§ **EXERCISE PROMPT**: Scan the material and copy every line in which "Pfarrkirche" appears.

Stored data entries
----
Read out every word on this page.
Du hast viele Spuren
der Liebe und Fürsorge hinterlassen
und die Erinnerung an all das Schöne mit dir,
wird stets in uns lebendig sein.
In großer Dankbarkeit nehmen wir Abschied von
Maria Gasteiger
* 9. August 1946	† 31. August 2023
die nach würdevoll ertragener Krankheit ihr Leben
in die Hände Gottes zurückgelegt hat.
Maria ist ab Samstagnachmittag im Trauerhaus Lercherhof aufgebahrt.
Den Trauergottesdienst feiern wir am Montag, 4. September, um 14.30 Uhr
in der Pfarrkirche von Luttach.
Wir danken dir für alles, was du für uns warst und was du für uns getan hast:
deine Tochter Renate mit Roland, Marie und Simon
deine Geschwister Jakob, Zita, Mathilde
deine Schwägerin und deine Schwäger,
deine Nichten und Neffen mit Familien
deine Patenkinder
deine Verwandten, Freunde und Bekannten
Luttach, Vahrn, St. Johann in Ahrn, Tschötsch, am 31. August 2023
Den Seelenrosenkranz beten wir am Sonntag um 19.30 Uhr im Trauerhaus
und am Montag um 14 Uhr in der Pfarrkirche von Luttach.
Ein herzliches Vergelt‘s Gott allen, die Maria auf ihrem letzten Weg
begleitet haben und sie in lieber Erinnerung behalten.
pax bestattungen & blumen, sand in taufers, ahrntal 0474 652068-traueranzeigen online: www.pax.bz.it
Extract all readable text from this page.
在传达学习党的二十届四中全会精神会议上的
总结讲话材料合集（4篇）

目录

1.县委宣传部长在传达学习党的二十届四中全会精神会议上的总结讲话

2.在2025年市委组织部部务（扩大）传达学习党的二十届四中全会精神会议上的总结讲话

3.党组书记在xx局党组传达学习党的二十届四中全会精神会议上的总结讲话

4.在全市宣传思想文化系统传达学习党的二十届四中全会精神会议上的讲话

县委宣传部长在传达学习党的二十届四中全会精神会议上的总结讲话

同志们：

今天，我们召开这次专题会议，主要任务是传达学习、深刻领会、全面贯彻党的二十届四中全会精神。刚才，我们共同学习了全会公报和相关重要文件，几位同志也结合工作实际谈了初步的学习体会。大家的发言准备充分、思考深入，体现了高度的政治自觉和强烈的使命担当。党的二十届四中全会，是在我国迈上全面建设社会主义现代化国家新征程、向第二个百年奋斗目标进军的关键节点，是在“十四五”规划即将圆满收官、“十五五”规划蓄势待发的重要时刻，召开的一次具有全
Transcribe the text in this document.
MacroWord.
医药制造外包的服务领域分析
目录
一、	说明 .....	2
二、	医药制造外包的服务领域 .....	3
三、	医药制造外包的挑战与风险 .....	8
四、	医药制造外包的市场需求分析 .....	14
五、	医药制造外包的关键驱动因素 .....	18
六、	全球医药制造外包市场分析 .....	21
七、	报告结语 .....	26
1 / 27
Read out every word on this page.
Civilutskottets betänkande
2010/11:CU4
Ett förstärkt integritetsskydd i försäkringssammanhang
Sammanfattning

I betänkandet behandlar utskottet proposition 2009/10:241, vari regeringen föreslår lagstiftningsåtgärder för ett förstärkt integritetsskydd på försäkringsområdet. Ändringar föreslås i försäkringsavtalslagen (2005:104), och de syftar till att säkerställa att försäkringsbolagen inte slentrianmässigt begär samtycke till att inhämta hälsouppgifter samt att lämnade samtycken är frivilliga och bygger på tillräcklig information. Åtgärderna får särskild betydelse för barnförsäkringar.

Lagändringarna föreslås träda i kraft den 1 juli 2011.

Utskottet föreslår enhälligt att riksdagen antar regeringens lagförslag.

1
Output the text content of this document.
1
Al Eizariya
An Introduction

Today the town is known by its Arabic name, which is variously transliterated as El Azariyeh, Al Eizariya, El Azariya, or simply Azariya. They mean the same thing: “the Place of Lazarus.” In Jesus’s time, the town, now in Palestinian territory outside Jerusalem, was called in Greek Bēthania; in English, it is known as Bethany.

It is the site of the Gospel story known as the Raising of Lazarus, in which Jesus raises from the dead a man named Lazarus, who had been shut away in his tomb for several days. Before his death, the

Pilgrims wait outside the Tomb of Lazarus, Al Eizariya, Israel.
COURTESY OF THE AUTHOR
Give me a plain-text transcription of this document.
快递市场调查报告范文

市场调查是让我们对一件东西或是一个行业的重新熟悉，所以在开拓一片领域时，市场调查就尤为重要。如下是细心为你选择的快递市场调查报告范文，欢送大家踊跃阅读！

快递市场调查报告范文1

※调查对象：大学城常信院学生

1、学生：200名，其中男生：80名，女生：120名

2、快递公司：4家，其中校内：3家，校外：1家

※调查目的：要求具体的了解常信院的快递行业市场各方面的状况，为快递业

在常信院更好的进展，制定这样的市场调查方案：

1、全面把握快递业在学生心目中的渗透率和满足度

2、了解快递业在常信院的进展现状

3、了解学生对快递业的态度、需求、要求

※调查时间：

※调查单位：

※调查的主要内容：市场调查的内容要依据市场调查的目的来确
----
§ **EXERCISE ANSWER**:
in der Pfarrkirche von Luttach.
und am Montag um 14 Uhr in der Pfarrkirche von Luttach.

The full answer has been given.